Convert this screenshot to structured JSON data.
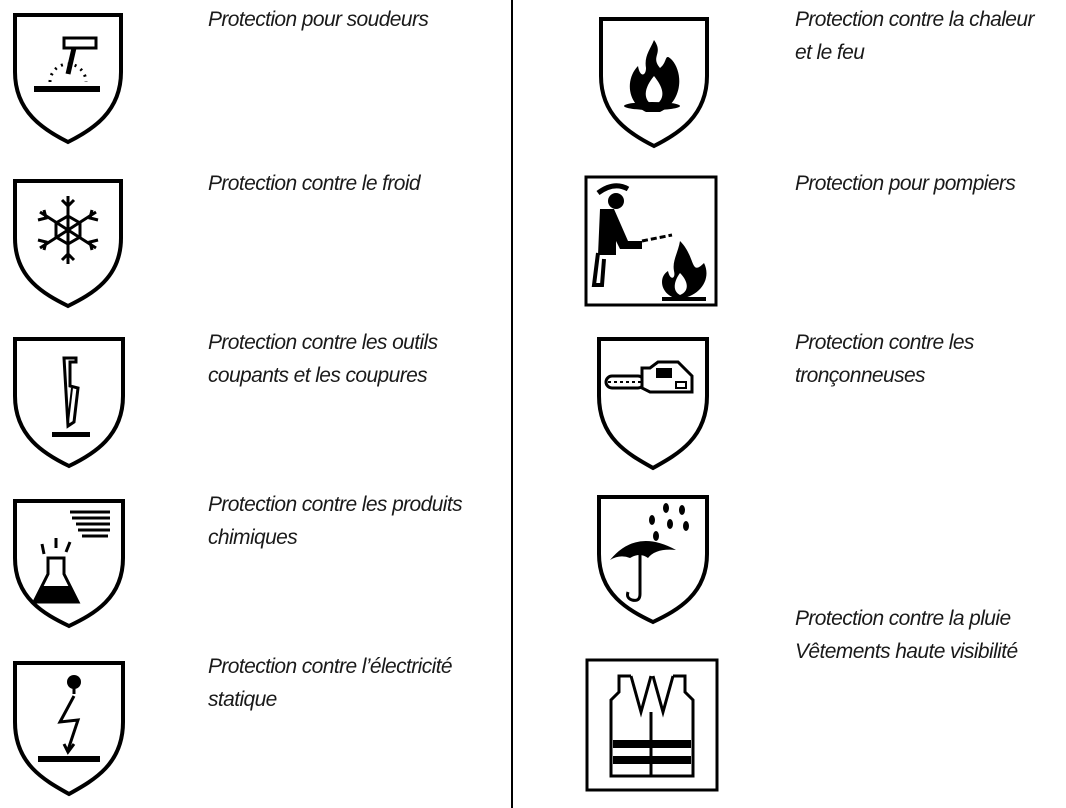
{
  "left_column": [
    {
      "icon": "welding-protection-icon",
      "lines": [
        "Protection pour soudeurs"
      ]
    },
    {
      "icon": "cold-protection-icon",
      "lines": [
        "Protection contre le froid"
      ]
    },
    {
      "icon": "cut-protection-icon",
      "lines": [
        "Protection contre les outils",
        "coupants et les coupures"
      ]
    },
    {
      "icon": "chemical-protection-icon",
      "lines": [
        "Protection contre les produits",
        "chimiques"
      ]
    },
    {
      "icon": "static-electricity-protection-icon",
      "lines": [
        "Protection contre l’électricité",
        "statique"
      ]
    }
  ],
  "right_column": [
    {
      "icon": "heat-flame-protection-icon",
      "lines": [
        "Protection contre la chaleur",
        "et le feu"
      ]
    },
    {
      "icon": "firefighter-protection-icon",
      "lines": [
        "Protection pour pompiers"
      ]
    },
    {
      "icon": "chainsaw-protection-icon",
      "lines": [
        "Protection contre les",
        "tronçonneuses"
      ]
    },
    {
      "icon": "rain-protection-icon"
    },
    {
      "icon": "high-visibility-vest-icon"
    }
  ],
  "shared_labels": {
    "lines": [
      "Protection contre la pluie",
      "Vêtements haute visibilité"
    ]
  }
}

******************************

Write out the listing above again, exactly, but with no pictures in the copy.

→ **Exercise response**
Convert this screenshot to structured JSON data.
{
  "left_column": [
    {
      "icon": "welding-protection-icon",
      "lines": [
        "Protection pour soudeurs"
      ]
    },
    {
      "icon": "cold-protection-icon",
      "lines": [
        "Protection contre le froid"
      ]
    },
    {
      "icon": "cut-protection-icon",
      "lines": [
        "Protection contre les outils",
        "coupants et les coupures"
      ]
    },
    {
      "icon": "chemical-protection-icon",
      "lines": [
        "Protection contre les produits",
        "chimiques"
      ]
    },
    {
      "icon": "static-electricity-protection-icon",
      "lines": [
        "Protection contre l’électricité",
        "statique"
      ]
    }
  ],
  "right_column": [
    {
      "icon": "heat-flame-protection-icon",
      "lines": [
        "Protection contre la chaleur",
        "et le feu"
      ]
    },
    {
      "icon": "firefighter-protection-icon",
      "lines": [
        "Protection pour pompiers"
      ]
    },
    {
      "icon": "chainsaw-protection-icon",
      "lines": [
        "Protection contre les",
        "tronçonneuses"
      ]
    },
    {
      "icon": "rain-protection-icon"
    },
    {
      "icon": "high-visibility-vest-icon"
    }
  ],
  "shared_labels": {
    "lines": [
      "Protection contre la pluie",
      "Vêtements haute visibilité"
    ]
  }
}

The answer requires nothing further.